(Recorded data)
※ ※ ※
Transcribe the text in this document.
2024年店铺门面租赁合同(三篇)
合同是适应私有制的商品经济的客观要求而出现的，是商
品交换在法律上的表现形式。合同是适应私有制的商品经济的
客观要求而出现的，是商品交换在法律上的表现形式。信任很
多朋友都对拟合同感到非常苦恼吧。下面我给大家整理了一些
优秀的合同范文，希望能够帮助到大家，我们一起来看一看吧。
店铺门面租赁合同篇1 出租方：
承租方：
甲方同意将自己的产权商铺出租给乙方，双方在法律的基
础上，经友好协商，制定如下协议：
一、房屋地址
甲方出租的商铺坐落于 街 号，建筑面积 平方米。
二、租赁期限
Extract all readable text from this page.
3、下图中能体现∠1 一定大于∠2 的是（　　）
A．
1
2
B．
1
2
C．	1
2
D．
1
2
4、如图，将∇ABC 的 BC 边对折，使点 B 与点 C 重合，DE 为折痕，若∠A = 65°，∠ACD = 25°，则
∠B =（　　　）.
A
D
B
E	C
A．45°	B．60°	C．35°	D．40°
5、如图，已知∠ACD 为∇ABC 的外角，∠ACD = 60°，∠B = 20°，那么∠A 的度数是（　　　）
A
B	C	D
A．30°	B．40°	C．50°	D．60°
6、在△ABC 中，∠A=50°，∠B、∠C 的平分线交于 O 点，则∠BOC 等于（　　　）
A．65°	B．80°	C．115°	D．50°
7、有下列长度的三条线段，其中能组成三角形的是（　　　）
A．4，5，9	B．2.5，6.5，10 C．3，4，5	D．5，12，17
※ ※ ※
* _Your task_: Reproduce the complete data exactly as presented above.

* _Answer for this exercise_:
Transcribe the text in this document.
2024年店铺门面租赁合同(三篇)
合同是适应私有制的商品经济的客观要求而出现的，是商
品交换在法律上的表现形式。合同是适应私有制的商品经济的
客观要求而出现的，是商品交换在法律上的表现形式。信任很
多朋友都对拟合同感到非常苦恼吧。下面我给大家整理了一些
优秀的合同范文，希望能够帮助到大家，我们一起来看一看吧。
店铺门面租赁合同篇1 出租方：
承租方：
甲方同意将自己的产权商铺出租给乙方，双方在法律的基
础上，经友好协商，制定如下协议：
一、房屋地址
甲方出租的商铺坐落于 街 号，建筑面积 平方米。
二、租赁期限
Extract all readable text from this page.
3、下图中能体现∠1 一定大于∠2 的是（　　）
A．
1
2
B．
1
2
C．	1
2
D．
1
2
4、如图，将∇ABC 的 BC 边对折，使点 B 与点 C 重合，DE 为折痕，若∠A = 65°，∠ACD = 25°，则
∠B =（　　　）.
A
D
B
E	C
A．45°	B．60°	C．35°	D．40°
5、如图，已知∠ACD 为∇ABC 的外角，∠ACD = 60°，∠B = 20°，那么∠A 的度数是（　　　）
A
B	C	D
A．30°	B．40°	C．50°	D．60°
6、在△ABC 中，∠A=50°，∠B、∠C 的平分线交于 O 点，则∠BOC 等于（　　　）
A．65°	B．80°	C．115°	D．50°
7、有下列长度的三条线段，其中能组成三角形的是（　　　）
A．4，5，9	B．2.5，6.5，10 C．3，4，5	D．5，12，17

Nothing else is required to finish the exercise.